*What the task requires*
Your task is to filter the data below down to the lines holding "Reception".

Stored data
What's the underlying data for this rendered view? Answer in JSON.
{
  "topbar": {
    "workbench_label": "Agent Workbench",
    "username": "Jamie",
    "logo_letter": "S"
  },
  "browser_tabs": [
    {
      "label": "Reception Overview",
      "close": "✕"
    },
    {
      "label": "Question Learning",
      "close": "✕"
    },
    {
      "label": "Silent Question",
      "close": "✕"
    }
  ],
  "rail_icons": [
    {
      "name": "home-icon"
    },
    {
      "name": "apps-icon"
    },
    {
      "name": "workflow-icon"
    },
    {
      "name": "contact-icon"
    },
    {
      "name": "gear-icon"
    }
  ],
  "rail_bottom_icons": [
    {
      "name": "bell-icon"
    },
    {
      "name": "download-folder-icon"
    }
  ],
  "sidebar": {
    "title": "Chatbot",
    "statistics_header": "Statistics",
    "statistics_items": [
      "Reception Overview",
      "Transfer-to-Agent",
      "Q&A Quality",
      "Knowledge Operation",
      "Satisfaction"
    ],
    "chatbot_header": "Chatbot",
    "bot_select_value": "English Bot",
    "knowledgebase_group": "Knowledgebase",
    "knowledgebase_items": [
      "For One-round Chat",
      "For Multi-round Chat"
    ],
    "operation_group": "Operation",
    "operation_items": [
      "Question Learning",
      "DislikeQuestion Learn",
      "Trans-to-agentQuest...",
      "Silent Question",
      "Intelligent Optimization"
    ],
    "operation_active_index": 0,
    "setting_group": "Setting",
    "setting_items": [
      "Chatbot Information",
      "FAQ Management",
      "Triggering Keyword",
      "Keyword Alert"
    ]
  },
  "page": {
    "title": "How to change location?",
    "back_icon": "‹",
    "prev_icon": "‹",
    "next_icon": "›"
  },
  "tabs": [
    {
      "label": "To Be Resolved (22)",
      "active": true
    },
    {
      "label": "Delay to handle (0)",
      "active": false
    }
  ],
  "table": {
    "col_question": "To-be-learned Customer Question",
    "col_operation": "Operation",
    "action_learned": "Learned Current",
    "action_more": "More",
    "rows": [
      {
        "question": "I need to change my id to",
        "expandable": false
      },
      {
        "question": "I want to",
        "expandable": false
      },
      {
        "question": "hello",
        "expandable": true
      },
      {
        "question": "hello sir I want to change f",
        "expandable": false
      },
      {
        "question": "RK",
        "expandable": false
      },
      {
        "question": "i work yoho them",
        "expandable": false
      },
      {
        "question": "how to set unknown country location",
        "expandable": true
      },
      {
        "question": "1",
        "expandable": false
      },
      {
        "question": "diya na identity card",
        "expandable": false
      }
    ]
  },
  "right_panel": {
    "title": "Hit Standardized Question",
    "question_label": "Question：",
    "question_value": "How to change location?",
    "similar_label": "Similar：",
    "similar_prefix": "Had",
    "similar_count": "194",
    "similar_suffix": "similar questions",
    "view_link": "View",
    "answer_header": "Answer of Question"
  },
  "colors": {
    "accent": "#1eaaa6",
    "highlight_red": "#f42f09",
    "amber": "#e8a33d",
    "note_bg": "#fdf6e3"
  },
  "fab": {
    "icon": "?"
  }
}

*Exercise solution*
      "label": "Reception Overview",
      "Reception Overview",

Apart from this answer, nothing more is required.